REQUIREMENT. Copy the rows below word for word.

GIVEN INFORMATION.

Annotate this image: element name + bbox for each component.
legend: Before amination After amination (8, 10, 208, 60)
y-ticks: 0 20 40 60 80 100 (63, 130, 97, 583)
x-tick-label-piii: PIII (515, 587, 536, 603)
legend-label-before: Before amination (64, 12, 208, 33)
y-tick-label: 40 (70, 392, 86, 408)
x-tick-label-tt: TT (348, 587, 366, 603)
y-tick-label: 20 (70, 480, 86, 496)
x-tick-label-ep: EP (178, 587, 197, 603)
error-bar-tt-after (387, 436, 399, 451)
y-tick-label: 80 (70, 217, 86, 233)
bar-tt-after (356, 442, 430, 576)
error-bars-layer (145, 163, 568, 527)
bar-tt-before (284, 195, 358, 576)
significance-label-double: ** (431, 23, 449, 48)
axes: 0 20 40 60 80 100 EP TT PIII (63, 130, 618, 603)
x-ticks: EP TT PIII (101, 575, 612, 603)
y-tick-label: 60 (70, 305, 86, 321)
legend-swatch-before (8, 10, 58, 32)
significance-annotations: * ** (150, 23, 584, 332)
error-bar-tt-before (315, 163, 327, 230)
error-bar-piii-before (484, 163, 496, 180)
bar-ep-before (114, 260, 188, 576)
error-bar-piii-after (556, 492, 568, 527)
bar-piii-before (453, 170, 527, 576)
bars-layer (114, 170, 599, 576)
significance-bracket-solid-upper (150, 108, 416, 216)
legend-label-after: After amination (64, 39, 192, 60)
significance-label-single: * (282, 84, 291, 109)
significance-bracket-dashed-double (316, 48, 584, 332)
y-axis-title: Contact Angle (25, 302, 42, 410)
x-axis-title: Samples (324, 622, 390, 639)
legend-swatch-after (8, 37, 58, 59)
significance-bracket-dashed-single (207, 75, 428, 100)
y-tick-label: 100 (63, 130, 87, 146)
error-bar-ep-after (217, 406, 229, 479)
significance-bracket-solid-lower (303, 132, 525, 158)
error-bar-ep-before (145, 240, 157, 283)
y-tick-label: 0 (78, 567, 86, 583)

FINISHED ANSWER.
Annotate this image: element name + bbox for each component.
legend: Before amination After amination (8, 10, 208, 60)
y-ticks: 0 20 40 60 80 100 (63, 130, 97, 583)
x-tick-label-piii: PIII (515, 587, 536, 603)
legend-label-before: Before amination (64, 12, 208, 33)
y-tick-label: 40 (70, 392, 86, 408)
x-tick-label-tt: TT (348, 587, 366, 603)
y-tick-label: 20 (70, 480, 86, 496)
x-tick-label-ep: EP (178, 587, 197, 603)
error-bar-tt-after (387, 436, 399, 451)
y-tick-label: 80 (70, 217, 86, 233)
bar-tt-after (356, 442, 430, 576)
error-bars-layer (145, 163, 568, 527)
bar-tt-before (284, 195, 358, 576)
significance-label-double: ** (431, 23, 449, 48)
axes: 0 20 40 60 80 100 EP TT PIII (63, 130, 618, 603)
x-ticks: EP TT PIII (101, 575, 612, 603)
y-tick-label: 60 (70, 305, 86, 321)
legend-swatch-before (8, 10, 58, 32)
significance-annotations: * ** (150, 23, 584, 332)
error-bar-tt-before (315, 163, 327, 230)
error-bar-piii-before (484, 163, 496, 180)
bar-ep-before (114, 260, 188, 576)
error-bar-piii-after (556, 492, 568, 527)
bar-piii-before (453, 170, 527, 576)
bars-layer (114, 170, 599, 576)
significance-bracket-solid-upper (150, 108, 416, 216)
legend-label-after: After amination (64, 39, 192, 60)
significance-label-single: * (282, 84, 291, 109)
significance-bracket-dashed-double (316, 48, 584, 332)
y-axis-title: Contact Angle (25, 302, 42, 410)
x-axis-title: Samples (324, 622, 390, 639)
legend-swatch-after (8, 37, 58, 59)
significance-bracket-dashed-single (207, 75, 428, 100)
y-tick-label: 100 (63, 130, 87, 146)
error-bar-ep-after (217, 406, 229, 479)
significance-bracket-solid-lower (303, 132, 525, 158)
error-bar-ep-before (145, 240, 157, 283)
y-tick-label: 0 (78, 567, 86, 583)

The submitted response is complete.